**Exercise task:** The records below must be duplicated exactly, character for character.

**Provided information:**
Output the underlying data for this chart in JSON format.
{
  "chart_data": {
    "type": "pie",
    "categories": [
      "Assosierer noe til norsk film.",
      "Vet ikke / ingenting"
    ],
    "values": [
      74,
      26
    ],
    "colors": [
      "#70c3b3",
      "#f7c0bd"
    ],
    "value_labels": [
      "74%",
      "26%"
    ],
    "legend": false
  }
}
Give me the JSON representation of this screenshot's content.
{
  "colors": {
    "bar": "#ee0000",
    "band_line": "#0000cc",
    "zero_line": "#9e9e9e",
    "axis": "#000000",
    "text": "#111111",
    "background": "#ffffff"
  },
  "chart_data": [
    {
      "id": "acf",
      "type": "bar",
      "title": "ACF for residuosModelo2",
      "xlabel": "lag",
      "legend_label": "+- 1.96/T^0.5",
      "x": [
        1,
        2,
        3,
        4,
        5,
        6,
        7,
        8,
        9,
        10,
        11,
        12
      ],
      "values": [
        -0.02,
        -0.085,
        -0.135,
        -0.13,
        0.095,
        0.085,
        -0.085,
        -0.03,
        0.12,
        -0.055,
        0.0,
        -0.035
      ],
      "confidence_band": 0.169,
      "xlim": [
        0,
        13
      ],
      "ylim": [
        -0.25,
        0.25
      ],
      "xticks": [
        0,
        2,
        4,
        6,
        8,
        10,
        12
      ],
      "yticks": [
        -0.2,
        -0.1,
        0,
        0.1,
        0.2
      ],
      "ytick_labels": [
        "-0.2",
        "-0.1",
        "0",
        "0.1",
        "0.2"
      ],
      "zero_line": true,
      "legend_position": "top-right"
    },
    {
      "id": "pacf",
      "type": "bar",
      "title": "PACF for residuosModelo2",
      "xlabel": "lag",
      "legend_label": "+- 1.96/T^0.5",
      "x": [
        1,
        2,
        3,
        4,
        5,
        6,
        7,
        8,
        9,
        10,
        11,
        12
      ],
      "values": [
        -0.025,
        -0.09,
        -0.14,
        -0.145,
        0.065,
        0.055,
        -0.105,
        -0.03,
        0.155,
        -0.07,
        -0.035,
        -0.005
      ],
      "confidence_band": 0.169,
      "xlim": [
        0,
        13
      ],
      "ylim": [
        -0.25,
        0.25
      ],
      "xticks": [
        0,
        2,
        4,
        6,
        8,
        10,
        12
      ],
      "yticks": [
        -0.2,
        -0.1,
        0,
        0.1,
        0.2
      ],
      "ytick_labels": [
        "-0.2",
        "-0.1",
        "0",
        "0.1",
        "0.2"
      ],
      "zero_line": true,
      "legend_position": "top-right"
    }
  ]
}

**Worked solution:**
Output the underlying data for this chart in JSON format.
{
  "chart_data": {
    "type": "pie",
    "categories": [
      "Assosierer noe til norsk film.",
      "Vet ikke / ingenting"
    ],
    "values": [
      74,
      26
    ],
    "colors": [
      "#70c3b3",
      "#f7c0bd"
    ],
    "value_labels": [
      "74%",
      "26%"
    ],
    "legend": false
  }
}
Give me the JSON representation of this screenshot's content.
{
  "colors": {
    "bar": "#ee0000",
    "band_line": "#0000cc",
    "zero_line": "#9e9e9e",
    "axis": "#000000",
    "text": "#111111",
    "background": "#ffffff"
  },
  "chart_data": [
    {
      "id": "acf",
      "type": "bar",
      "title": "ACF for residuosModelo2",
      "xlabel": "lag",
      "legend_label": "+- 1.96/T^0.5",
      "x": [
        1,
        2,
        3,
        4,
        5,
        6,
        7,
        8,
        9,
        10,
        11,
        12
      ],
      "values": [
        -0.02,
        -0.085,
        -0.135,
        -0.13,
        0.095,
        0.085,
        -0.085,
        -0.03,
        0.12,
        -0.055,
        0.0,
        -0.035
      ],
      "confidence_band": 0.169,
      "xlim": [
        0,
        13
      ],
      "ylim": [
        -0.25,
        0.25
      ],
      "xticks": [
        0,
        2,
        4,
        6,
        8,
        10,
        12
      ],
      "yticks": [
        -0.2,
        -0.1,
        0,
        0.1,
        0.2
      ],
      "ytick_labels": [
        "-0.2",
        "-0.1",
        "0",
        "0.1",
        "0.2"
      ],
      "zero_line": true,
      "legend_position": "top-right"
    },
    {
      "id": "pacf",
      "type": "bar",
      "title": "PACF for residuosModelo2",
      "xlabel": "lag",
      "legend_label": "+- 1.96/T^0.5",
      "x": [
        1,
        2,
        3,
        4,
        5,
        6,
        7,
        8,
        9,
        10,
        11,
        12
      ],
      "values": [
        -0.025,
        -0.09,
        -0.14,
        -0.145,
        0.065,
        0.055,
        -0.105,
        -0.03,
        0.155,
        -0.07,
        -0.035,
        -0.005
      ],
      "confidence_band": 0.169,
      "xlim": [
        0,
        13
      ],
      "ylim": [
        -0.25,
        0.25
      ],
      "xticks": [
        0,
        2,
        4,
        6,
        8,
        10,
        12
      ],
      "yticks": [
        -0.2,
        -0.1,
        0,
        0.1,
        0.2
      ],
      "ytick_labels": [
        "-0.2",
        "-0.1",
        "0",
        "0.1",
        "0.2"
      ],
      "zero_line": true,
      "legend_position": "top-right"
    }
  ]
}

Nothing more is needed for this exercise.